**Request**
Show all lines that include the string "TradingView"; copy each one.

━━━━━ Stored data ━━━━━

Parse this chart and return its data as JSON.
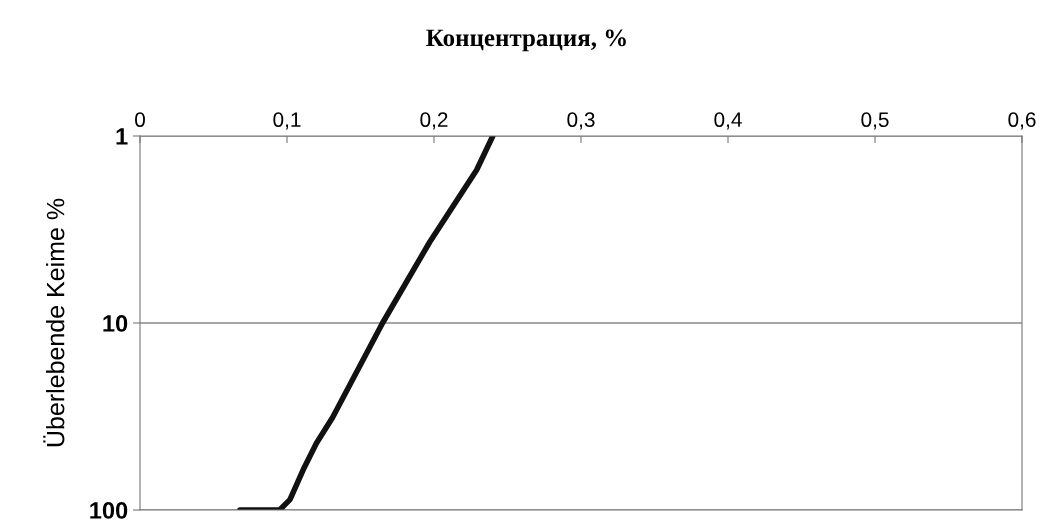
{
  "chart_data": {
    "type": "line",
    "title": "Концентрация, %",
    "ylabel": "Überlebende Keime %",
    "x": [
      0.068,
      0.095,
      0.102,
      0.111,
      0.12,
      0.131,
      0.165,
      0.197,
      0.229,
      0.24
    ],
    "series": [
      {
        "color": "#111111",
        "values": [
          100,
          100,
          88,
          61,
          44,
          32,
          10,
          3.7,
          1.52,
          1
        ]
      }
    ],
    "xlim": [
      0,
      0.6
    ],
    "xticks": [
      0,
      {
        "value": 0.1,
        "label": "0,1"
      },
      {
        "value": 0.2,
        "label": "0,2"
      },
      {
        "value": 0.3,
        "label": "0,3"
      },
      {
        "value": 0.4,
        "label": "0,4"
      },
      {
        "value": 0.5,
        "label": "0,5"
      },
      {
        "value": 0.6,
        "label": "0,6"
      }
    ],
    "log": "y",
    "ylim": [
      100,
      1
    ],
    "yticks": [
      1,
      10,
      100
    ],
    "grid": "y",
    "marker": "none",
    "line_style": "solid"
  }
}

━━━━━
━━━━━ Stored data ━━━━━

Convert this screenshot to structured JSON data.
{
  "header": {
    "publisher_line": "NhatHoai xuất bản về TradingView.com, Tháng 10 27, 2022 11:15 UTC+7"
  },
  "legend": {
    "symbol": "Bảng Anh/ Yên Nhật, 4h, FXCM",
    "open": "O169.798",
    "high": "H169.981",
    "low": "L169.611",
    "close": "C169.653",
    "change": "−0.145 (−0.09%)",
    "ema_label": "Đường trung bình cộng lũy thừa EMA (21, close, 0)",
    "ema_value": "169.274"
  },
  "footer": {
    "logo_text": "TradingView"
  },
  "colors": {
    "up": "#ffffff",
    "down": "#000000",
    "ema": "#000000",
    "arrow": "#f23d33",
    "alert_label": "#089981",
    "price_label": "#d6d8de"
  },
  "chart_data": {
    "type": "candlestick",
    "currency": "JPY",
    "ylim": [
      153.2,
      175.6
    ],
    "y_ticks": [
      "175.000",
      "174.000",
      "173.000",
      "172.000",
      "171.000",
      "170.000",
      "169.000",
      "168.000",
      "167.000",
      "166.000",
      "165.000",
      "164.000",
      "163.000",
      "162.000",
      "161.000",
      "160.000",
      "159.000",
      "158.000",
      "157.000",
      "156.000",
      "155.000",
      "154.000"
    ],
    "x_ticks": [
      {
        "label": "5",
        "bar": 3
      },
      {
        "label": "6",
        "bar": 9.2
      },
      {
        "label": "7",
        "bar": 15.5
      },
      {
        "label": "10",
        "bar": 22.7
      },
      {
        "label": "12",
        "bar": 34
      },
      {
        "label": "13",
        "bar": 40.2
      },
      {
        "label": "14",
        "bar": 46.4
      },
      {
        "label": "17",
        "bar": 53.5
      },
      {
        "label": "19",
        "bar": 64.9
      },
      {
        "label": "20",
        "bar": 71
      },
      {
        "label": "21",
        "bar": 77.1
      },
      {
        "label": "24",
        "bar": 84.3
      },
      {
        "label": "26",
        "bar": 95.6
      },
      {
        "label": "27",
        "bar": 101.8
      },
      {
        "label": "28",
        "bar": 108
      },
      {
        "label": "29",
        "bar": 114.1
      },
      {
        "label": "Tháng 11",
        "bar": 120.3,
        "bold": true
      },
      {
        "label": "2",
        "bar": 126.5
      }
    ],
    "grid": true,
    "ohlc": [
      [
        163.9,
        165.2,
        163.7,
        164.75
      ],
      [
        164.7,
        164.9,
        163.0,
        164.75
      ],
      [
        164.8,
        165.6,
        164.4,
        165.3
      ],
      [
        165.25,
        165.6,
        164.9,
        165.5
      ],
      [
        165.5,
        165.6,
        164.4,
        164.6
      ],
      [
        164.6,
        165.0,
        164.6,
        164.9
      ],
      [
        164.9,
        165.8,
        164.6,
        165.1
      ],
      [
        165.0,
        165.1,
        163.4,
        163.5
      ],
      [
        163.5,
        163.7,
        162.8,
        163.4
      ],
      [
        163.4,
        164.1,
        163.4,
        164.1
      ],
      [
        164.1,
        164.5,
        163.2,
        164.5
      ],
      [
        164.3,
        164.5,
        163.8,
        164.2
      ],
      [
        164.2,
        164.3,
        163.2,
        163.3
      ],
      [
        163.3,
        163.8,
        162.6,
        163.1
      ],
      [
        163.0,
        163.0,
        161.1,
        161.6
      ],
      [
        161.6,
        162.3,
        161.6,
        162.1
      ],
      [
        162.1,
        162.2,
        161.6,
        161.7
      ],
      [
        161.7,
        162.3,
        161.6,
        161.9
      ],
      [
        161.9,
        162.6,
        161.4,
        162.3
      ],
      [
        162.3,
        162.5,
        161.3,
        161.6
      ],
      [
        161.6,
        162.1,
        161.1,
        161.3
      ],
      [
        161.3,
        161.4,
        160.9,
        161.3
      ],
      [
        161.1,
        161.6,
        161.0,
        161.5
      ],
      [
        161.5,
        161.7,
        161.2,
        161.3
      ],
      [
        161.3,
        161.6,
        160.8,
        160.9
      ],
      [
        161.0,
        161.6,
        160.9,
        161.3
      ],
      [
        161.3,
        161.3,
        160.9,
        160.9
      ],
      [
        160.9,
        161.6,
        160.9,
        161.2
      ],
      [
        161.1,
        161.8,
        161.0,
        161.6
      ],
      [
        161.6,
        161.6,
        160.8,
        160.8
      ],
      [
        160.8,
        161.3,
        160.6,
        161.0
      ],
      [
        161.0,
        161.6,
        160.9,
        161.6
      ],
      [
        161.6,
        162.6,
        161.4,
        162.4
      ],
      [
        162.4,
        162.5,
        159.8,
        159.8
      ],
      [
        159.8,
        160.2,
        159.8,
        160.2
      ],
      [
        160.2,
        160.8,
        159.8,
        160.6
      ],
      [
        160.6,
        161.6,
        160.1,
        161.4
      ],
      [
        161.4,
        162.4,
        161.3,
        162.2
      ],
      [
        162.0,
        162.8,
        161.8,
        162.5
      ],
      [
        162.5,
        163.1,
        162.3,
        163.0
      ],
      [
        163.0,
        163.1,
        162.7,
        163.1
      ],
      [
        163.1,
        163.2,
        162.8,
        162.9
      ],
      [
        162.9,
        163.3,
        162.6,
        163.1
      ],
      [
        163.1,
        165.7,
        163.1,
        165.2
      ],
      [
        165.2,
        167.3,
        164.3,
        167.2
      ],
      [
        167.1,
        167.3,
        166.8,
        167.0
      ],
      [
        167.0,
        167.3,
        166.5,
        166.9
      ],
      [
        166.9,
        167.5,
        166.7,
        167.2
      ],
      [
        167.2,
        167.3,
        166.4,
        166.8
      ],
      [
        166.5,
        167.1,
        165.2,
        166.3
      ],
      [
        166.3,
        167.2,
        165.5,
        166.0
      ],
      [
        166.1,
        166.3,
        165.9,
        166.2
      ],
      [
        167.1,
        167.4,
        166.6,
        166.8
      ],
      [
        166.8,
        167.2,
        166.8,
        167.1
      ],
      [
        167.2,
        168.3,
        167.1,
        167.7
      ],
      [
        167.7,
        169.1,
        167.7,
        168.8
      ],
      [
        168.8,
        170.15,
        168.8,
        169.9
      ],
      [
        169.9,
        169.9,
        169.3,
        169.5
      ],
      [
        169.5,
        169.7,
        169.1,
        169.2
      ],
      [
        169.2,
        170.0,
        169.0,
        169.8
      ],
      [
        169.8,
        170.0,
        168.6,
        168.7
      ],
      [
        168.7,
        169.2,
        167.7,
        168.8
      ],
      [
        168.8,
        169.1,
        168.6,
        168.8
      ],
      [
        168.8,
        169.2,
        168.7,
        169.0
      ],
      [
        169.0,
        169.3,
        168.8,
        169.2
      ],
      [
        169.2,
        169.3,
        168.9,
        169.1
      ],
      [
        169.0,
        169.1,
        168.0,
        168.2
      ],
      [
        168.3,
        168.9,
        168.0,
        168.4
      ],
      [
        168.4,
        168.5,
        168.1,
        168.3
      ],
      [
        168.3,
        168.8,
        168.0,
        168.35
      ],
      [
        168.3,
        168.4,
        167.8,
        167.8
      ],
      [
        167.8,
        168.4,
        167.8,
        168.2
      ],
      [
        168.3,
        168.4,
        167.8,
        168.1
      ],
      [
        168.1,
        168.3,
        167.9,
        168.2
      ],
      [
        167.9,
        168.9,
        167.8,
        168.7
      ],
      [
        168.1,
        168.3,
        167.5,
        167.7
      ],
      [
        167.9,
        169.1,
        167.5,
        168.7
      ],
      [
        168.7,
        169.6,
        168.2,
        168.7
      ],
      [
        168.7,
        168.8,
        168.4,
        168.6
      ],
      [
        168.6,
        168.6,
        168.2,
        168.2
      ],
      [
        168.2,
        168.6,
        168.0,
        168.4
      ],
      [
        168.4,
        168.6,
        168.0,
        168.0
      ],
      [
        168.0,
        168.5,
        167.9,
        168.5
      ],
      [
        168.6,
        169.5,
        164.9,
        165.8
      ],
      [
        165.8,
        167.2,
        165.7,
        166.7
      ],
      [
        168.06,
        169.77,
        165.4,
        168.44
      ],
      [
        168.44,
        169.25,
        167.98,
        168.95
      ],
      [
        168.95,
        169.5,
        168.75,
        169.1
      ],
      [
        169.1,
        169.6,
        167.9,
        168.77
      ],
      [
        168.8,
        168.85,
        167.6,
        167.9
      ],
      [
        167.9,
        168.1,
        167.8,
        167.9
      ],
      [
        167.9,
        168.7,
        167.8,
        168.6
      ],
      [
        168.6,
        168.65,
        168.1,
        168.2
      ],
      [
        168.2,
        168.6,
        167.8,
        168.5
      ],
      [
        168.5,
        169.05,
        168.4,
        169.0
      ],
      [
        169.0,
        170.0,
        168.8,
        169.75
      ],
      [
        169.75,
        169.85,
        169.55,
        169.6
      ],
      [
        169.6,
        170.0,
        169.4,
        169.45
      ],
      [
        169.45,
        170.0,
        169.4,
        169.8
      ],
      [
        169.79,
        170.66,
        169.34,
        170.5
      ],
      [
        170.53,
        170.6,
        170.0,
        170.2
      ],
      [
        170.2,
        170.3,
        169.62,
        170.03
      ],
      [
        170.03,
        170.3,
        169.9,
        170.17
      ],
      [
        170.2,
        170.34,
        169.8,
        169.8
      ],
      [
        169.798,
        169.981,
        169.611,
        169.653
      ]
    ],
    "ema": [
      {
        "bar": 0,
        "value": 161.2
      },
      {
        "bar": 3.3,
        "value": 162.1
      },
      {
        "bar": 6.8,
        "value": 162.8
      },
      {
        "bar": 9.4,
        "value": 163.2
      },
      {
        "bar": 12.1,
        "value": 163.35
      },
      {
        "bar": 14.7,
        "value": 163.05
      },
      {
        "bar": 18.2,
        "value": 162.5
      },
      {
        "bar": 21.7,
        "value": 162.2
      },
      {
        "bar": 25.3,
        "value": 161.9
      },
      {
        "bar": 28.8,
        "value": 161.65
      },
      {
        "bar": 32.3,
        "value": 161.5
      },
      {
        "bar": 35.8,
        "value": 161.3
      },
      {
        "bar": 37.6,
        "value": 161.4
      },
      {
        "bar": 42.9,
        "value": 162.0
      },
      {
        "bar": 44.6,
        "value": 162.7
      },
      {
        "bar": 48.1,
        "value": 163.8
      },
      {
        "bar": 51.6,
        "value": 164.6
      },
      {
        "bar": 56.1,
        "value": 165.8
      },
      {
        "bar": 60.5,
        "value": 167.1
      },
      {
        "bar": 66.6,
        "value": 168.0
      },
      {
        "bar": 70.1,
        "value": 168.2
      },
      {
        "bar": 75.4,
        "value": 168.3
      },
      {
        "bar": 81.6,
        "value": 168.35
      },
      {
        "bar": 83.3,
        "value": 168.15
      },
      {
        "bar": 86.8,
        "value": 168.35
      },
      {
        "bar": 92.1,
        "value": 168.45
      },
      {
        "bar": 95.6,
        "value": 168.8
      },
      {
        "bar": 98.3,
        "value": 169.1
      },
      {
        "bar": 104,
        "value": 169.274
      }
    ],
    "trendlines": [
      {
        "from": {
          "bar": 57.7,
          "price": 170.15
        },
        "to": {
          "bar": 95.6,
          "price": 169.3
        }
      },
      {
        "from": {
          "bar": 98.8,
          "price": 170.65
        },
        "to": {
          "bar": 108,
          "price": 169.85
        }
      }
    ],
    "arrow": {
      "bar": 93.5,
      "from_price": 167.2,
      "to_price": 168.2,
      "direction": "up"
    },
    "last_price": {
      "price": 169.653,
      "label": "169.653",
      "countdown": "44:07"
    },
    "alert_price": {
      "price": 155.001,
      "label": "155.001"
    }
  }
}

━━━━━

**Answer to this exercise**
    "publisher_line": "NhatHoai xuất bản về TradingView.com, Tháng 10 27, 2022 11:15 UTC+7"
    "logo_text": "TradingView"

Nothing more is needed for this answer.